- EXERCISE:
Scan the entries below and extract each line with the word "本小题满分" in it.

##########

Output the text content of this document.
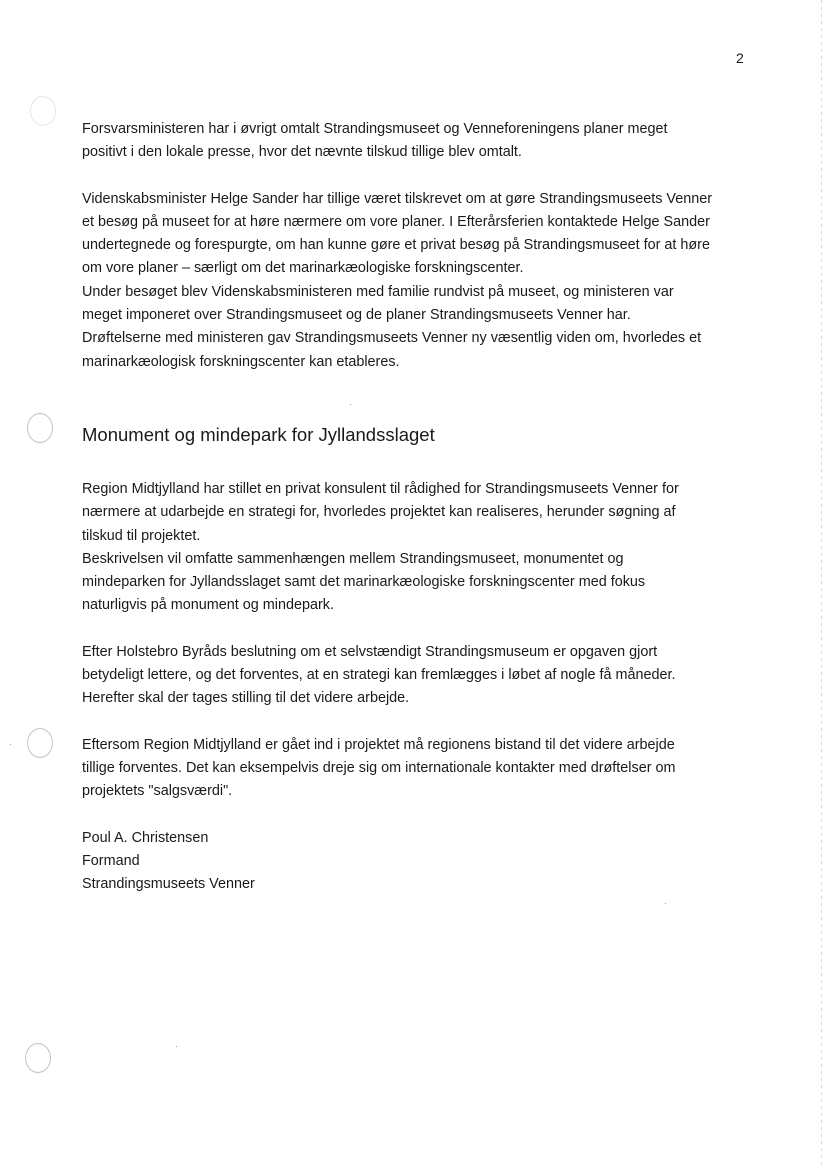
2

Forsvarsministeren har i øvrigt omtalt Strandingsmuseet og Venneforeningens planer meget
positivt i den lokale presse, hvor det nævnte tilskud tillige blev omtalt.

Videnskabsminister Helge Sander har tillige været tilskrevet om at gøre Strandingsmuseets Venner
et besøg på museet for at høre nærmere om vore planer. I Efterårsferien kontaktede Helge Sander
undertegnede og forespurgte, om han kunne gøre et privat besøg på Strandingsmuseet for at høre
om vore planer – særligt om det marinarkæologiske forskningscenter.

Under besøget blev Videnskabsministeren med familie rundvist på museet, og ministeren var
meget imponeret over Strandingsmuseet og de planer Strandingsmuseets Venner har.

Drøftelserne med ministeren gav Strandingsmuseets Venner ny væsentlig viden om, hvorledes et
marinarkæologisk forskningscenter kan etableres.

Monument og mindepark for Jyllandsslaget

Region Midtjylland har stillet en privat konsulent til rådighed for Strandingsmuseets Venner for
nærmere at udarbejde en strategi for, hvorledes projektet kan realiseres, herunder søgning af
tilskud til projektet.

Beskrivelsen vil omfatte sammenhængen mellem Strandingsmuseet, monumentet og
mindeparken for Jyllandsslaget samt det marinarkæologiske forskningscenter med fokus
naturligvis på monument og mindepark.

Efter Holstebro Byråds beslutning om et selvstændigt Strandingsmuseum er opgaven gjort
betydeligt lettere, og det forventes, at en strategi kan fremlægges i løbet af nogle få måneder.
Herefter skal der tages stilling til det videre arbejde.

Eftersom Region Midtjylland er gået ind i projektet må regionens bistand til det videre arbejde
tillige forventes. Det kan eksempelvis dreje sig om internationale kontakter med drøftelser om
projektets "salgsværdi".

Poul A. Christensen

Formand

Strandingsmuseets Venner
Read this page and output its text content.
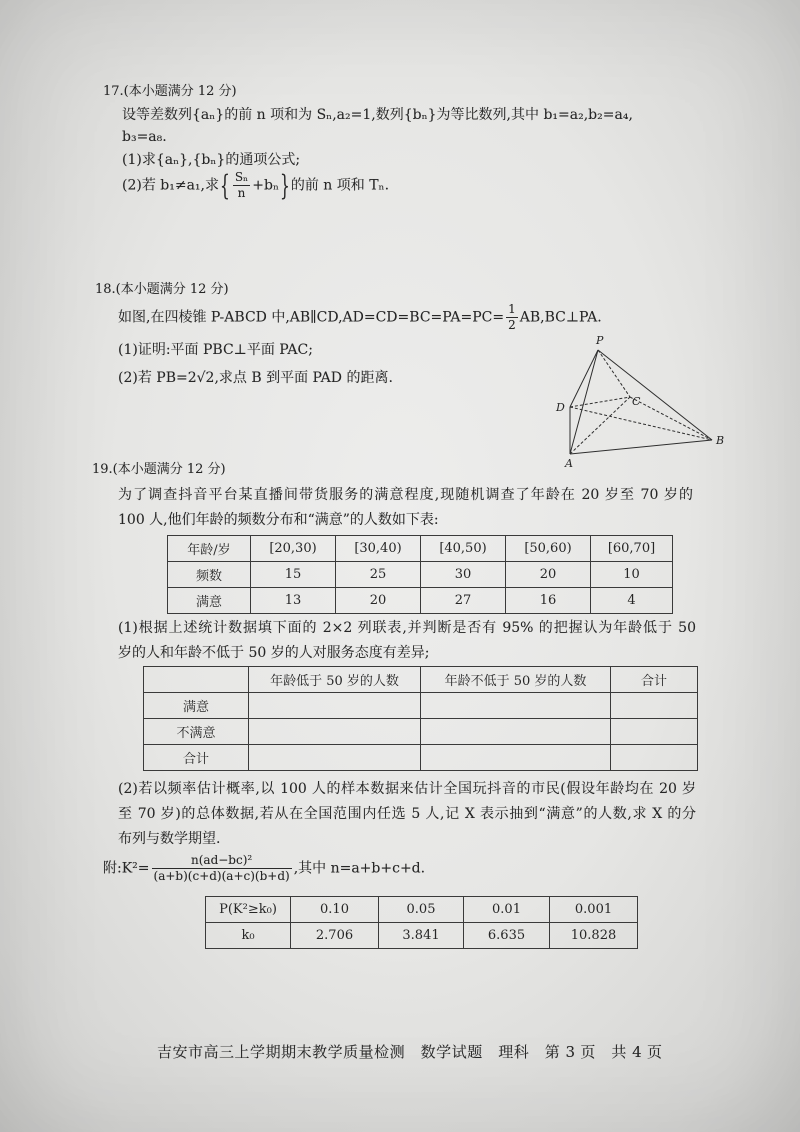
17.(本小题满分 12 分)
设等差数列{aₙ}的前 n 项和为 Sₙ,a₂=1,数列{bₙ}为等比数列,其中 b₁=a₂,b₂=a₄,
b₃=a₈.
(1)求{aₙ},{bₙ}的通项公式;
(2)若 b₁≠a₁,求{ $\frac{\text{Sₙ}}{n} +b_n$}的前 n 项和 Tₙ.
18.(本小题满分 12 分)
如图,在四棱锥 P-ABCD 中,AB∥CD,AD=CD=BC=PA=PC= $\frac{1}{2}$ AB,BC⊥PA.
(1)证明:平面 PBC⊥平面 PAC;
(2)若 PB=2√2,求点 B 到平面 PAD 的距离.
P
D	C
A
B
19.(本小题满分 12 分)
为了调查抖音平台某直播间带货服务的满意程度,现随机调查了年龄在 20 岁至 70 岁的
100 人,他们年龄的频数分布和“满意”的人数如下表:
年龄/岁	[20,30)	[30,40)	[40,50)	[50,60)	[60,70]
频数	15	25	30	20	10
满意	13	20	27	16	4
(1)根据上述统计数据填下面的 2×2 列联表,并判断是否有 95% 的把握认为年龄低于 50
岁的人和年龄不低于 50 岁的人对服务态度有差异;
	年龄低于 50 岁的人数	年龄不低于 50 岁的人数	合计
满意			
不满意			
合计			
(2)若以频率估计概率,以 100 人的样本数据来估计全国玩抖音的市民(假设年龄均在 20 岁
至 70 岁)的总体数据,若从在全国范围内任选 5 人,记 X 表示抽到“满意”的人数,求 X 的分
布列与数学期望.
附:K²= $\frac{\text{n(ad−bc)²}}{(a+b)(c+d)(a+c)(b+d)}$ ,其中 n=a+b+c+d.
P(K²≥k₀)	0.10	0.05	0.01	0.001
k₀	2.706	3.841	6.635	10.828
吉安市高三上学期期末教学质量检测　数学试题　理科　第 3 页　共 4 页
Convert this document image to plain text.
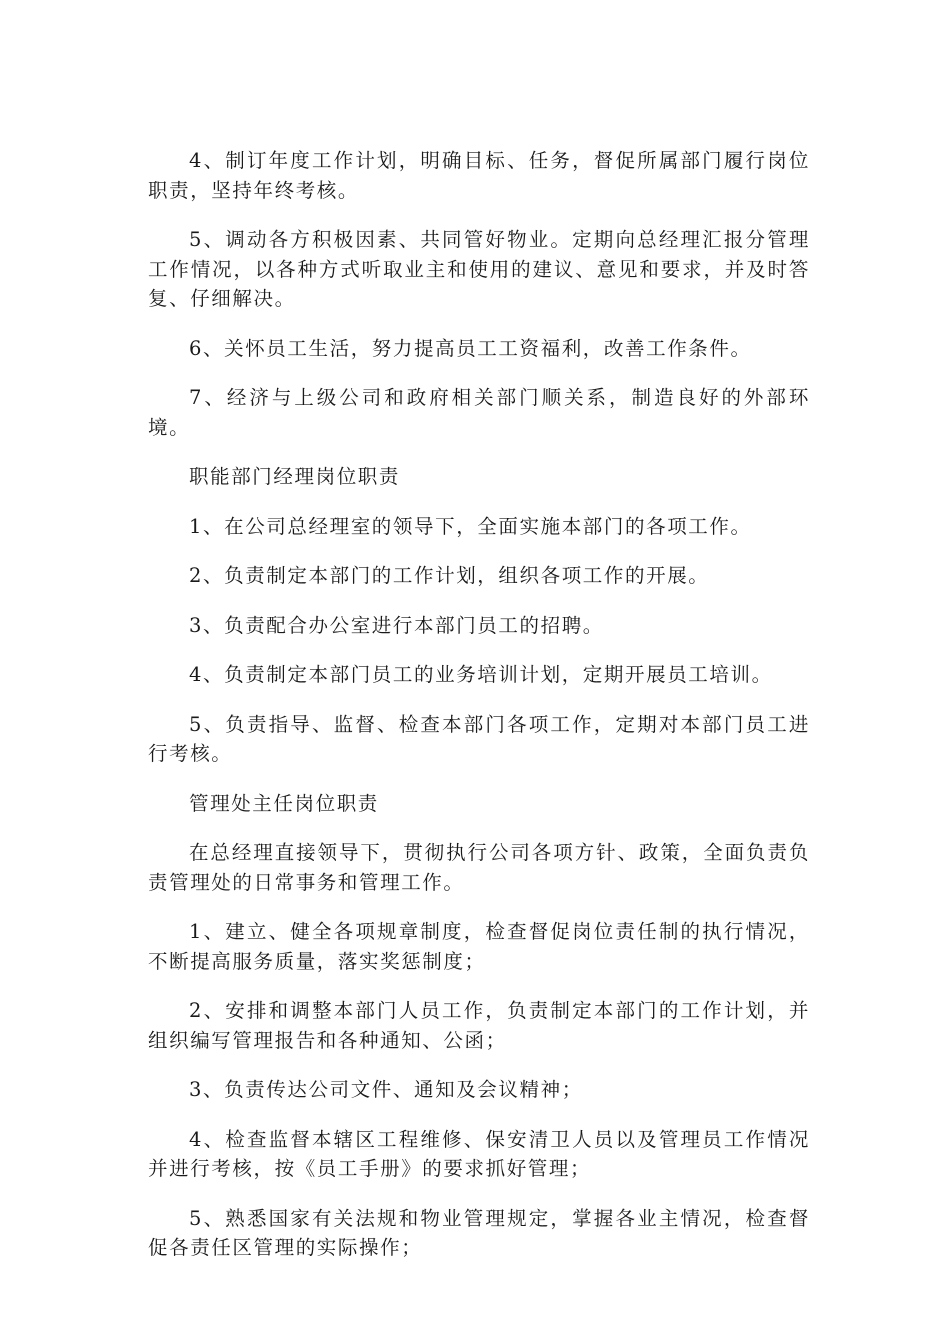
4、制订年度工作计划，明确目标、任务，督促所属部门履行岗位职责，坚持年终考核。

5、调动各方积极因素、共同管好物业。定期向总经理汇报分管理工作情况，以各种方式听取业主和使用的建议、意见和要求，并及时答复、仔细解决。

6、关怀员工生活，努力提高员工工资福利，改善工作条件。

7、经济与上级公司和政府相关部门顺关系，制造良好的外部环境。

职能部门经理岗位职责

1、在公司总经理室的领导下，全面实施本部门的各项工作。

2、负责制定本部门的工作计划，组织各项工作的开展。

3、负责配合办公室进行本部门员工的招聘。

4、负责制定本部门员工的业务培训计划，定期开展员工培训。

5、负责指导、监督、检查本部门各项工作，定期对本部门员工进行考核。

管理处主任岗位职责

在总经理直接领导下，贯彻执行公司各项方针、政策，全面负责负责管理处的日常事务和管理工作。

1、建立、健全各项规章制度，检查督促岗位责任制的执行情况，不断提高服务质量，落实奖惩制度；

2、安排和调整本部门人员工作，负责制定本部门的工作计划，并组织编写管理报告和各种通知、公函；

3、负责传达公司文件、通知及会议精神；

4、检查监督本辖区工程维修、保安清卫人员以及管理员工作情况并进行考核，按《员工手册》的要求抓好管理；

5、熟悉国家有关法规和物业管理规定，掌握各业主情况，检查督促各责任区管理的实际操作；
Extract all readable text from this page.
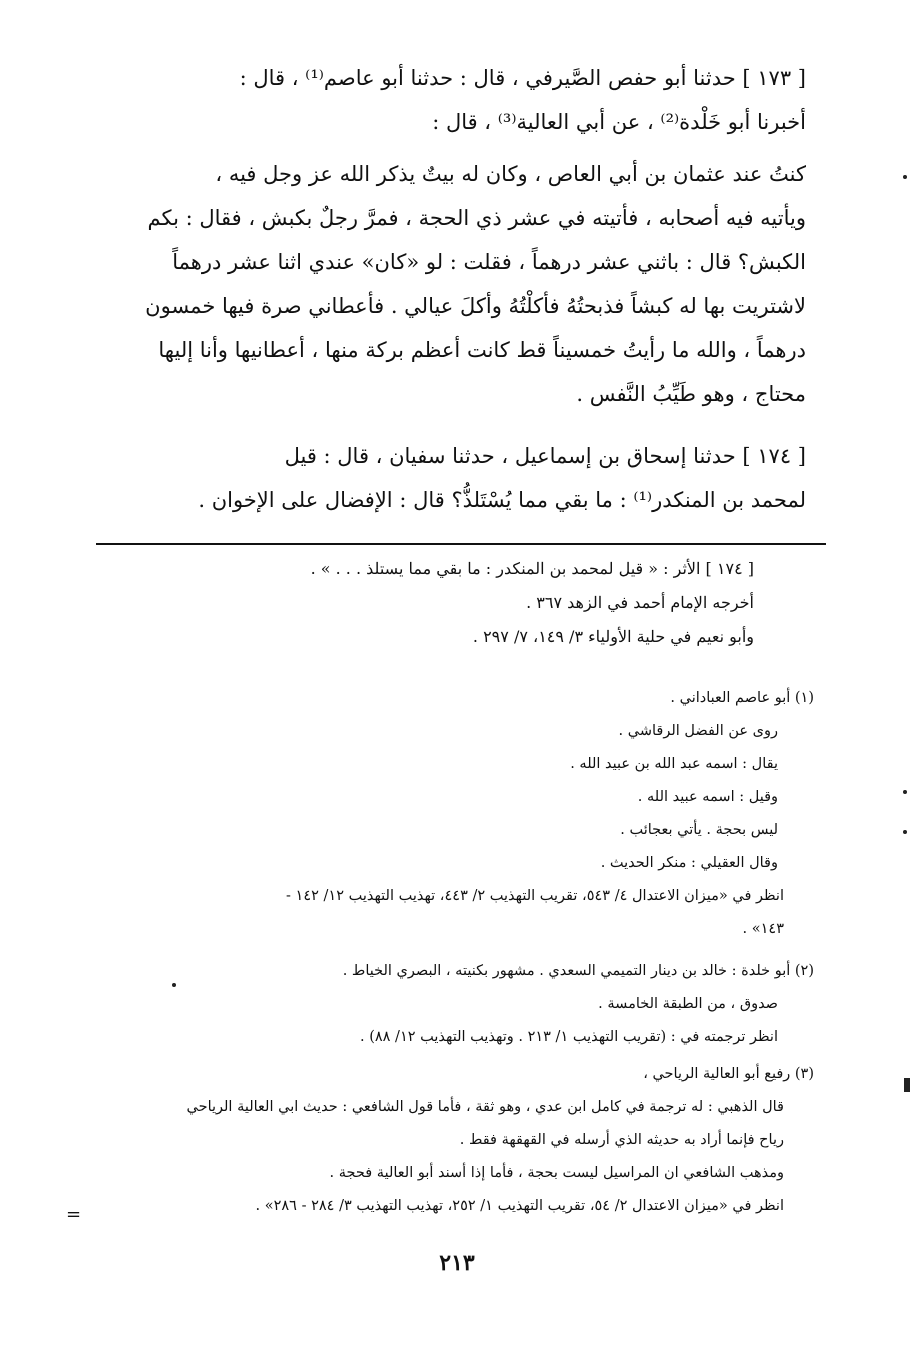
[ ١٧٣ ] حدثنا أبو حفص الصَّيرفي ، قال : حدثنا أبو عاصم⁽¹⁾ ، قال :
أخبرنا أبو خَلْدة⁽²⁾ ، عن أبي العالية⁽³⁾ ، قال :
كنتُ عند عثمان بن أبي العاص ، وكان له بيتٌ يذكر الله عز وجل فيه ،
ويأتيه فيه أصحابه ، فأتيته في عشر ذي الحجة ، فمرَّ رجلٌ بكبش ، فقال : بكم
الكبش؟ قال : باثني عشر درهماً ، فقلت : لو «كان» عندي اثنا عشر درهماً
لاشتريت بها له كبشاً فذبحتُهُ فأكلْتُهُ وأكلَ عيالي . فأعطاني صرة فيها خمسون
درهماً ، والله ما رأيتُ خمسيناً قط كانت أعظم بركة منها ، أعطانيها وأنا إليها
محتاج ، وهو طَيِّبُ النَّفس .
[ ١٧٤ ] حدثنا إسحاق بن إسماعيل ، حدثنا سفيان ، قال : قيل
لمحمد بن المنكدر⁽¹⁾ : ما بقي مما يُسْتَلذُّ؟ قال : الإفضال على الإخوان .
[ ١٧٤ ] الأثر : « قيل لمحمد بن المنكدر : ما بقي مما يستلذ . . . » .
أخرجه الإمام أحمد في الزهد ٣٦٧ .
وأبو نعيم في حلية الأولياء ٣/ ١٤٩، ٧/ ٢٩٧ .
(١) أبو عاصم العباداني .
روى عن الفضل الرقاشي .
يقال : اسمه عبد الله بن عبيد الله .
وقيل : اسمه عبيد الله .
ليس بحجة . يأتي بعجائب .
وقال العقيلي : منكر الحديث .
انظر في «ميزان الاعتدال ٤/ ٥٤٣، تقريب التهذيب ٢/ ٤٤٣، تهذيب التهذيب ١٢/ ١٤٢ -
١٤٣» .
(٢) أبو خلدة : خالد بن دينار التميمي السعدي . مشهور بكنيته ، البصري الخياط .
صدوق ، من الطبقة الخامسة .
انظر ترجمته في : (تقريب التهذيب ١/ ٢١٣ . وتهذيب التهذيب ١٢/ ٨٨) .
(٣) رفيع أبو العالية الرياحي ،
قال الذهبي : له ترجمة في كامل ابن عدي ، وهو ثقة ، فأما قول الشافعي : حديث ابي العالية الرياحي
رياح فإنما أراد به حديثه الذي أرسله في القهقهة فقط .
ومذهب الشافعي ان المراسيل ليست بحجة ، فأما إذا أسند أبو العالية فحجة .
انظر في «ميزان الاعتدال ٢/ ٥٤، تقريب التهذيب ١/ ٢٥٢، تهذيب التهذيب ٣/ ٢٨٤ - ٢٨٦» .
=
٢١٣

##########

- SOLVED PROBLEM:
17.(本小题满分 12 分)
18.(本小题满分 12 分)
19.(本小题满分 12 分)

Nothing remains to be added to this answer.